* start *

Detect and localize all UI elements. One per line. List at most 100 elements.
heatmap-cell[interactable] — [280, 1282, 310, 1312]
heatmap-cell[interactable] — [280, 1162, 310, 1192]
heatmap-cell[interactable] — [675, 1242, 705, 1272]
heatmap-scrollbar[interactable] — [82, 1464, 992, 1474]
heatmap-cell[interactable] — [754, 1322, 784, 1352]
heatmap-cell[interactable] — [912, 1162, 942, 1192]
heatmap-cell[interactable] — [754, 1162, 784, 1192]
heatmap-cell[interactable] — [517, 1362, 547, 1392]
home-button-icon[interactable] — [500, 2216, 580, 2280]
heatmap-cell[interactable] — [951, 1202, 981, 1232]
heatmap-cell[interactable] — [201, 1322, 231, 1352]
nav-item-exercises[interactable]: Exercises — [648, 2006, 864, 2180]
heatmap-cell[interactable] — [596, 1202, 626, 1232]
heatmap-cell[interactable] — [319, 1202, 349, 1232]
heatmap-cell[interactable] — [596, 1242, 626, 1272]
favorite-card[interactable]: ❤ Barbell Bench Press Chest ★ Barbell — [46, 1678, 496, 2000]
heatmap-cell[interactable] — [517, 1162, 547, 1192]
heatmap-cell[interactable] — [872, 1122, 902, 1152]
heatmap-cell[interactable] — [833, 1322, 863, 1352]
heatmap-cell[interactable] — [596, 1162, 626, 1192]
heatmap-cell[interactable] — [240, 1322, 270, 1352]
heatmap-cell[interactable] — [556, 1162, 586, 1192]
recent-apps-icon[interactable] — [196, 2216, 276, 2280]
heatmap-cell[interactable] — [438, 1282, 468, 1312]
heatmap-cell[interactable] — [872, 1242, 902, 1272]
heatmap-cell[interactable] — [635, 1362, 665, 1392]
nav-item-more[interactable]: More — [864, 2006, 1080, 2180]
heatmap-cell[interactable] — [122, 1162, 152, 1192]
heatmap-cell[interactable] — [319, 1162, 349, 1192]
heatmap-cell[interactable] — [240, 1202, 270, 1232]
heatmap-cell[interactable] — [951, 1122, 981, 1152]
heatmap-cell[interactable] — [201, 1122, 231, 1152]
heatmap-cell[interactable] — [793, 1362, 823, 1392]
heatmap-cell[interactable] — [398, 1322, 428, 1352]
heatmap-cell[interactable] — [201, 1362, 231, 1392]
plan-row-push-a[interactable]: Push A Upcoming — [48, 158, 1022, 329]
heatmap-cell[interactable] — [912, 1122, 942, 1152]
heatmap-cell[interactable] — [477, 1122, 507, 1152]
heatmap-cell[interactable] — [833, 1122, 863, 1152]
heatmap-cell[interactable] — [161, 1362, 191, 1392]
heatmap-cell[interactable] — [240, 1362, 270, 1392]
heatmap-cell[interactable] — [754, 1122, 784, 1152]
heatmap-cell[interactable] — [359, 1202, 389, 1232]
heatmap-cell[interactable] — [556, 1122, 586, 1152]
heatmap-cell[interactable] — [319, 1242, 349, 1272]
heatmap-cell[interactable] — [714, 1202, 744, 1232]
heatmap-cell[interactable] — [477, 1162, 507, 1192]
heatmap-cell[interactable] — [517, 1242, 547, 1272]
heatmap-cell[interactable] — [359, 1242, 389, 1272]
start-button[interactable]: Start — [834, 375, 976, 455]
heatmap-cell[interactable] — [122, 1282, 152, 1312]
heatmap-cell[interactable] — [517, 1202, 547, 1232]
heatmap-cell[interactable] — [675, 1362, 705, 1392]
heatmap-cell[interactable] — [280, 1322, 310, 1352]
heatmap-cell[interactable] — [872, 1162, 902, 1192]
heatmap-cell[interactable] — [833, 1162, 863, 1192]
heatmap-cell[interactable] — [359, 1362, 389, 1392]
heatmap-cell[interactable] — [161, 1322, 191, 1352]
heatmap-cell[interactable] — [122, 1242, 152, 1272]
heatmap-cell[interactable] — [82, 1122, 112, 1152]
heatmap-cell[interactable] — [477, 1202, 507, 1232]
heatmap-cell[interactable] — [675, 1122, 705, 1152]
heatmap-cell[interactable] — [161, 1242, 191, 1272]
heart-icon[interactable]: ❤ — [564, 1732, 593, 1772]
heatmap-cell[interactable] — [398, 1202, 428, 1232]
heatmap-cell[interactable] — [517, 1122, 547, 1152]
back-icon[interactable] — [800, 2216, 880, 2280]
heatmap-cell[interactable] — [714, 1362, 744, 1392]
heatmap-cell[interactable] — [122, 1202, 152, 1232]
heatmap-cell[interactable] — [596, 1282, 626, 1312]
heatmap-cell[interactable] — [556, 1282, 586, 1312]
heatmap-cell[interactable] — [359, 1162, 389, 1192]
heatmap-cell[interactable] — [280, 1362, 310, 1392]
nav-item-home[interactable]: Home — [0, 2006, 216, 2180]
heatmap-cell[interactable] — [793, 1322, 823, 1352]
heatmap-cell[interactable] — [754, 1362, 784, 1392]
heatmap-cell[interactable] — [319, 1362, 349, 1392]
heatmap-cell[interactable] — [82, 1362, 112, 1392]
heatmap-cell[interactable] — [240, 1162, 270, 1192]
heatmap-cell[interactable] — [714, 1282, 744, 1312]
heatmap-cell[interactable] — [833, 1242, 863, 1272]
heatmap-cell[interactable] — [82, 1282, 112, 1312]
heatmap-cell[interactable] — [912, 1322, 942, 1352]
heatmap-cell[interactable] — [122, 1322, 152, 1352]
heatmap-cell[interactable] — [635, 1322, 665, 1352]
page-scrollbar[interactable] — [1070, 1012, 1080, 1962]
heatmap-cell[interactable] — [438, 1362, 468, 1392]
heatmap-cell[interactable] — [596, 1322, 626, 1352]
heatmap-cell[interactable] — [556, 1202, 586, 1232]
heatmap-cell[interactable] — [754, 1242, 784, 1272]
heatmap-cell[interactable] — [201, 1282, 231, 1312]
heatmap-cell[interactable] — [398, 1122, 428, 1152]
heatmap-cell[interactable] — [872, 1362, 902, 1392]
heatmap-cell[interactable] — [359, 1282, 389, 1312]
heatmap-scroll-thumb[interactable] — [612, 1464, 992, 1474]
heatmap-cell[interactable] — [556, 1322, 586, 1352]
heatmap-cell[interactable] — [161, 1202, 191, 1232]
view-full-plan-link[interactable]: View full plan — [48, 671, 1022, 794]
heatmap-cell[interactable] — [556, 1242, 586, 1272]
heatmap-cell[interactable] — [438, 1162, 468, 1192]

* end *

Given problem ->
Reproduce verbatim everything from the start of the records down to and including the line that contains "nav-item-exercises[interactable]: Exercises —".

Answer for this exercise ->
Detect and localize all UI elements. One per line. List at most 100 elements.
heatmap-cell[interactable] — [280, 1282, 310, 1312]
heatmap-cell[interactable] — [280, 1162, 310, 1192]
heatmap-cell[interactable] — [675, 1242, 705, 1272]
heatmap-scrollbar[interactable] — [82, 1464, 992, 1474]
heatmap-cell[interactable] — [754, 1322, 784, 1352]
heatmap-cell[interactable] — [912, 1162, 942, 1192]
heatmap-cell[interactable] — [754, 1162, 784, 1192]
heatmap-cell[interactable] — [517, 1362, 547, 1392]
home-button-icon[interactable] — [500, 2216, 580, 2280]
heatmap-cell[interactable] — [951, 1202, 981, 1232]
heatmap-cell[interactable] — [201, 1322, 231, 1352]
nav-item-exercises[interactable]: Exercises — [648, 2006, 864, 2180]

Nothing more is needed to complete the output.